Provided records –
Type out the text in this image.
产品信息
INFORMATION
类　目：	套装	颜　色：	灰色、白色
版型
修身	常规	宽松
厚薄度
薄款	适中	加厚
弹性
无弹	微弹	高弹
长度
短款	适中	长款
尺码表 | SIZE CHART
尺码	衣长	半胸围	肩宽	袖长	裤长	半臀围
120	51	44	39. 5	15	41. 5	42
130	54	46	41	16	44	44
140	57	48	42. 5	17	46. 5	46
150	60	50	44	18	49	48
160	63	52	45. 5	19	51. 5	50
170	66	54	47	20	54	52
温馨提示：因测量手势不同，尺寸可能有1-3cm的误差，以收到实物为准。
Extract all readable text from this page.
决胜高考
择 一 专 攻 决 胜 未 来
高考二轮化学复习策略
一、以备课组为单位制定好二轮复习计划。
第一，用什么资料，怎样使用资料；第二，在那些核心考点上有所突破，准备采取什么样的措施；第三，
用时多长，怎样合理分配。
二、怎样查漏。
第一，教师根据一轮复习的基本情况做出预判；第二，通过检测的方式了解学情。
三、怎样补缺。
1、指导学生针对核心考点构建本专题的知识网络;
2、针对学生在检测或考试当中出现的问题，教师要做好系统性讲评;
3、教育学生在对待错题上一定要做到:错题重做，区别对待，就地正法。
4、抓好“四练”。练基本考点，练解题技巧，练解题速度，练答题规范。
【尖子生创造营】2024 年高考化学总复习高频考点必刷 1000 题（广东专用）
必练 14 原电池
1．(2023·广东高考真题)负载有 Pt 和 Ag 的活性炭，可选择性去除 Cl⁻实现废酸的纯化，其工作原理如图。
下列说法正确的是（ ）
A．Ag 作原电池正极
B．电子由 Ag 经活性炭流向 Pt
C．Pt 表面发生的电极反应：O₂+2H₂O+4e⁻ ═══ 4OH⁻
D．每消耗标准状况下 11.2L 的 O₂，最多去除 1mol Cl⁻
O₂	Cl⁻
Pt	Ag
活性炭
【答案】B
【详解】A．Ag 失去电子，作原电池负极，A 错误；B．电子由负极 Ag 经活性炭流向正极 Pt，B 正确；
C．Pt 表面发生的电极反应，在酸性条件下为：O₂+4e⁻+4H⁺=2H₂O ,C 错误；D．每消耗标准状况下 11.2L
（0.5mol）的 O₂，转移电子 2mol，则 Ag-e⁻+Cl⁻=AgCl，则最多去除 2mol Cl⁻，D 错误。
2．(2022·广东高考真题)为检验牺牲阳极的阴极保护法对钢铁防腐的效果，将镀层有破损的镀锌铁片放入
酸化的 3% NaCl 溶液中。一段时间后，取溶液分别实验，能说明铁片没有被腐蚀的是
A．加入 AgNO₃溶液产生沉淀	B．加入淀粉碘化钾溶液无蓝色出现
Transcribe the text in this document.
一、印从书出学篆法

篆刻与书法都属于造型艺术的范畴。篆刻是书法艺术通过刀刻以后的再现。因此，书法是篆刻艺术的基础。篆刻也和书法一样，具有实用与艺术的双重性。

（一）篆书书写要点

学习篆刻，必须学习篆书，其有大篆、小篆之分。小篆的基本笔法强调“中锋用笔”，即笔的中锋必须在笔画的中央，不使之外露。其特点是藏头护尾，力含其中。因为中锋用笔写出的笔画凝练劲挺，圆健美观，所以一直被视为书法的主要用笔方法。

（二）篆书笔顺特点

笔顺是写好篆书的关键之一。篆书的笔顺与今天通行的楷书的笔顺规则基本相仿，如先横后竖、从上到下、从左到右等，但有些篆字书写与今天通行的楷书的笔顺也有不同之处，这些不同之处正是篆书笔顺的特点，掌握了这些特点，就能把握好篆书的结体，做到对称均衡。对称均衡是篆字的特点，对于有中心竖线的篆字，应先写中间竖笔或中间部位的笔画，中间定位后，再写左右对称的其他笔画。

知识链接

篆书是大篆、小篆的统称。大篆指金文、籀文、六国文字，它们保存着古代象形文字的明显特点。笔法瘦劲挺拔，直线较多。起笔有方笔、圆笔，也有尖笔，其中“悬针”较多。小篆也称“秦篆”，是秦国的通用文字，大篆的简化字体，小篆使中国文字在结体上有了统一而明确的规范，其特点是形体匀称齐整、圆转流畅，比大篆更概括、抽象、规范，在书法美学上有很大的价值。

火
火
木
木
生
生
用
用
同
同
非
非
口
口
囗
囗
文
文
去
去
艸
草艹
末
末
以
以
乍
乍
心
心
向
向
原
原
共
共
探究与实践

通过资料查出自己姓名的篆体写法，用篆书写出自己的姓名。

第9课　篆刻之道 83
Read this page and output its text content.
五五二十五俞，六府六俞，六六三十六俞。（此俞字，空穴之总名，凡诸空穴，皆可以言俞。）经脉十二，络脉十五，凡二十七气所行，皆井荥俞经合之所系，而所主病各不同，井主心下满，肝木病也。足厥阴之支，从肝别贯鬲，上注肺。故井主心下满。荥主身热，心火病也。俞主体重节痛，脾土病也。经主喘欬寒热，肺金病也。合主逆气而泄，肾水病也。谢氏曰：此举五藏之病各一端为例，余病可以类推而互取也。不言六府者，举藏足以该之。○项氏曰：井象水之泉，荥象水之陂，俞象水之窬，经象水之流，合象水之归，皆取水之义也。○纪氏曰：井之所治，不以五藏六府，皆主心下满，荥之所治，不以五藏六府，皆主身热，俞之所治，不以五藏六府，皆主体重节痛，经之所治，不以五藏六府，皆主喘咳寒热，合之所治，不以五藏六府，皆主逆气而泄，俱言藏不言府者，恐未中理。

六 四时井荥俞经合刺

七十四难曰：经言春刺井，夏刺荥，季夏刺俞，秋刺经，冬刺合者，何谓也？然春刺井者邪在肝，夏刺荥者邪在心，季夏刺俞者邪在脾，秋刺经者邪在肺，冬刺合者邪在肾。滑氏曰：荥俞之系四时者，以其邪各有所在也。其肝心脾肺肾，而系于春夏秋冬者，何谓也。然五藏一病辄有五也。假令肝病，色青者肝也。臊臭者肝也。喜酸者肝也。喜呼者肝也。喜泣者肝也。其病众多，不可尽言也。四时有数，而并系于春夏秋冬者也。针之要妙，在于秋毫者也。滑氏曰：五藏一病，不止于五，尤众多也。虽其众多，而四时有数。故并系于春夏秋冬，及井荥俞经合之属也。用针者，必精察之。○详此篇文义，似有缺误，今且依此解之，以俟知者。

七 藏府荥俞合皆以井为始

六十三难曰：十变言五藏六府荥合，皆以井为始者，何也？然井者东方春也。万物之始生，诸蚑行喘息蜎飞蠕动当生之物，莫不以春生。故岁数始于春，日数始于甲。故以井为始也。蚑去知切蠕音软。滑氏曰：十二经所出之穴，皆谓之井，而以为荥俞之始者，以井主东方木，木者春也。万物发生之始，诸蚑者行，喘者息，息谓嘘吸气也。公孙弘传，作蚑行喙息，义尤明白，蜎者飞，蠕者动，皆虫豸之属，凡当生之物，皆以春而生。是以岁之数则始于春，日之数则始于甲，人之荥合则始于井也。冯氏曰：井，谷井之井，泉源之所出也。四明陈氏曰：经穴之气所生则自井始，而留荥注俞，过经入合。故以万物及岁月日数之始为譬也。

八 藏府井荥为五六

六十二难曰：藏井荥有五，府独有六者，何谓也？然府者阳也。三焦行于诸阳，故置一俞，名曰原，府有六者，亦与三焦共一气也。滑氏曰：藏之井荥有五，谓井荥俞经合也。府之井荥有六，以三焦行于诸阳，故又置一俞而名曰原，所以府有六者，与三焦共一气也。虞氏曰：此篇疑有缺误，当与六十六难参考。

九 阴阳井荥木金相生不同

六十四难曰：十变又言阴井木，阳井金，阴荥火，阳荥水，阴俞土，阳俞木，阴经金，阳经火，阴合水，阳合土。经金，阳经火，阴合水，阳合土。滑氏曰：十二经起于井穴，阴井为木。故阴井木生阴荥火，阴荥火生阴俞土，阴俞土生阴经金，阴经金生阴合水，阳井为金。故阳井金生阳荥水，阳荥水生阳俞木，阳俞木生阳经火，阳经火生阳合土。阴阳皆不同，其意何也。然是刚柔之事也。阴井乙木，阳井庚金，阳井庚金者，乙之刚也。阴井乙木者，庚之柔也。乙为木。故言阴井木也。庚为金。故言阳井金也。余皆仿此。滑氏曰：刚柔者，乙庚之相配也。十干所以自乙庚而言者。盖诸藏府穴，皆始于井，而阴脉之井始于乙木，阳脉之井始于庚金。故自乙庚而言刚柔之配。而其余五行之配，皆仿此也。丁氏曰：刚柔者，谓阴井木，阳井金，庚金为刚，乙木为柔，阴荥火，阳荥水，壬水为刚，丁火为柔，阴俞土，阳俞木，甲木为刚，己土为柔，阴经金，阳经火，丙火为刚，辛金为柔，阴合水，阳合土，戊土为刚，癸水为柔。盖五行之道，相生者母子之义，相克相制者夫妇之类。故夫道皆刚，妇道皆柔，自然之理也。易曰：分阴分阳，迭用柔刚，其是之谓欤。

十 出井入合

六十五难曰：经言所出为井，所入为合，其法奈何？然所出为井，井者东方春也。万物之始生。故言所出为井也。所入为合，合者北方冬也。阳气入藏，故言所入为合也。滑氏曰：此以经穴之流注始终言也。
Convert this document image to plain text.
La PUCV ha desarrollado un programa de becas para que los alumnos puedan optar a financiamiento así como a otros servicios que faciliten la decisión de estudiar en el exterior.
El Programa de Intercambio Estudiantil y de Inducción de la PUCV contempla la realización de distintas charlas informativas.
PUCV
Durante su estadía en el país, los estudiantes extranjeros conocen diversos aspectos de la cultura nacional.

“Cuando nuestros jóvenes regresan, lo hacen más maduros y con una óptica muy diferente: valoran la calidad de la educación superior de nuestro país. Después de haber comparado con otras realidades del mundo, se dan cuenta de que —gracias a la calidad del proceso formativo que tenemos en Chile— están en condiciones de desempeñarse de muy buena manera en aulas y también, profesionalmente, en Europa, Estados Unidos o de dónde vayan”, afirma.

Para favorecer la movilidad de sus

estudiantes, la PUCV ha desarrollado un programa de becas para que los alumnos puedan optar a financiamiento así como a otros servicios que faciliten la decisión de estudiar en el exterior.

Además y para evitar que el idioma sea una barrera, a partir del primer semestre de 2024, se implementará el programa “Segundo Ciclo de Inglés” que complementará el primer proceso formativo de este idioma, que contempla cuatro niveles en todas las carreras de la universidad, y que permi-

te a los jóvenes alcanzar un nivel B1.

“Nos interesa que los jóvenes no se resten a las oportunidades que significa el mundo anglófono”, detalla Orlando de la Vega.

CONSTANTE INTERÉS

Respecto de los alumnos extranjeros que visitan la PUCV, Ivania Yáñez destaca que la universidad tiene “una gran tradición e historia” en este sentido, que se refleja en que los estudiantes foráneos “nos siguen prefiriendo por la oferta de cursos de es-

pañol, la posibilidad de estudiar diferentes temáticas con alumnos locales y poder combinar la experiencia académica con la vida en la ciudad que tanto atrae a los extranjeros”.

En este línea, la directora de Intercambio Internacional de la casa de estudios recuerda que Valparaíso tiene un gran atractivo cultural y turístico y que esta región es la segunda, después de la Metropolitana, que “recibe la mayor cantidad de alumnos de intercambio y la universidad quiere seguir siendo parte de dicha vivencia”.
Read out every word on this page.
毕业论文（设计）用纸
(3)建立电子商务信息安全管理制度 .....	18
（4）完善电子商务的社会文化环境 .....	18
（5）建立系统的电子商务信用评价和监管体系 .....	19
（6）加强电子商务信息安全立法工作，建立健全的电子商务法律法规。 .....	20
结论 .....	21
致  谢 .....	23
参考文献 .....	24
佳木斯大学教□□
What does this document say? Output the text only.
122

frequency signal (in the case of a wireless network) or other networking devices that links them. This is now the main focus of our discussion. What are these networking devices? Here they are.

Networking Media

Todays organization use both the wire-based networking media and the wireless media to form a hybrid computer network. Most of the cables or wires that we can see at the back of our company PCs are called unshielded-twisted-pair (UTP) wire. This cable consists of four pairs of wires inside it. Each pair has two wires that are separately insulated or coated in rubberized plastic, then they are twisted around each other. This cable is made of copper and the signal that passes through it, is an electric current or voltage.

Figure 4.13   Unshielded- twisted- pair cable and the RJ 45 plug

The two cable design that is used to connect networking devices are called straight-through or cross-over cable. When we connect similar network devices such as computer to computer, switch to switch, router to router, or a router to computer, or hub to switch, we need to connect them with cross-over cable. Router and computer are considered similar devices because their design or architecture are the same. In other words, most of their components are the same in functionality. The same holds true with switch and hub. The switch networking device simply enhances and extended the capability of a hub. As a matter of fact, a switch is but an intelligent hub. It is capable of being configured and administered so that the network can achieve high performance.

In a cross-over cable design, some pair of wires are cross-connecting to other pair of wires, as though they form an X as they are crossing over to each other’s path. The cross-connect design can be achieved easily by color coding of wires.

Short problem – Take every line from the data above that holds "表面发生的电极反应" and copy it out.

Solution to this problem –
C．Pt 表面发生的电极反应：O₂+2H₂O+4e⁻ ═══ 4OH⁻
C．Pt 表面发生的电极反应，在酸性条件下为：O₂+4e⁻+4H⁺=2H₂O ,C 错误；D．每消耗标准状况下 11.2L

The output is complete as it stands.